** Start of Excerpted records **

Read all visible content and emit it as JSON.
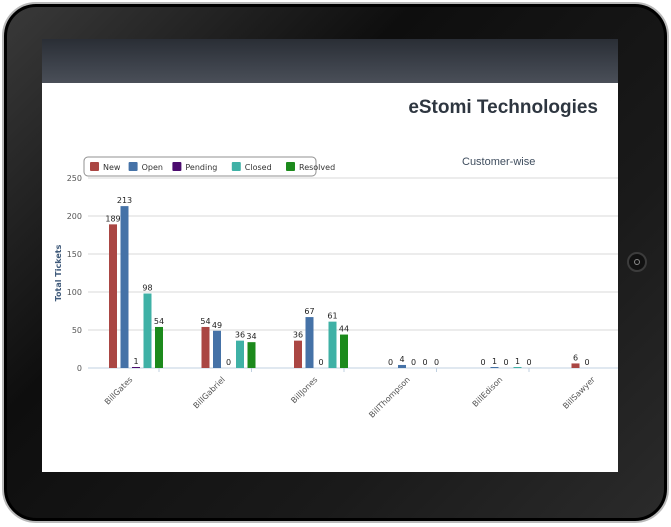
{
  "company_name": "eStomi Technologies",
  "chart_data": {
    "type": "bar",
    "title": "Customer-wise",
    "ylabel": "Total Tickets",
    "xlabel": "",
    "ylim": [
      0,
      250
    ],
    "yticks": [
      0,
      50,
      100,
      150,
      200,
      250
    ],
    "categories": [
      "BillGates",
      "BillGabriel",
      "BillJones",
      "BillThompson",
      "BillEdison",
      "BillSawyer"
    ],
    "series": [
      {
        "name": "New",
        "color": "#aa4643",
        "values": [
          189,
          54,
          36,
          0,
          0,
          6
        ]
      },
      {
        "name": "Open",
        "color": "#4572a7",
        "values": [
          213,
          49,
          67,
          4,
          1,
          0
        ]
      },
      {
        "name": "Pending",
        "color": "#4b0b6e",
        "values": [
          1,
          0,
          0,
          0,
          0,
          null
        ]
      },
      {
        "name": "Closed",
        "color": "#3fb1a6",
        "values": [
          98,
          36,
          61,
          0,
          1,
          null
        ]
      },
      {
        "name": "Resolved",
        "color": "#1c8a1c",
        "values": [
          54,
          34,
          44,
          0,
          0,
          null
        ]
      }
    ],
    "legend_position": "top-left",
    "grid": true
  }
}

** End of Excerpted records **

▸ **Problem to solve**: Reproduce the whole listing word for word, setting aside any pictures.

▸ **Full output**:
Read all visible content and emit it as JSON.
{
  "company_name": "eStomi Technologies",
  "chart_data": {
    "type": "bar",
    "title": "Customer-wise",
    "ylabel": "Total Tickets",
    "xlabel": "",
    "ylim": [
      0,
      250
    ],
    "yticks": [
      0,
      50,
      100,
      150,
      200,
      250
    ],
    "categories": [
      "BillGates",
      "BillGabriel",
      "BillJones",
      "BillThompson",
      "BillEdison",
      "BillSawyer"
    ],
    "series": [
      {
        "name": "New",
        "color": "#aa4643",
        "values": [
          189,
          54,
          36,
          0,
          0,
          6
        ]
      },
      {
        "name": "Open",
        "color": "#4572a7",
        "values": [
          213,
          49,
          67,
          4,
          1,
          0
        ]
      },
      {
        "name": "Pending",
        "color": "#4b0b6e",
        "values": [
          1,
          0,
          0,
          0,
          0,
          null
        ]
      },
      {
        "name": "Closed",
        "color": "#3fb1a6",
        "values": [
          98,
          36,
          61,
          0,
          1,
          null
        ]
      },
      {
        "name": "Resolved",
        "color": "#1c8a1c",
        "values": [
          54,
          34,
          44,
          0,
          0,
          null
        ]
      }
    ],
    "legend_position": "top-left",
    "grid": true
  }
}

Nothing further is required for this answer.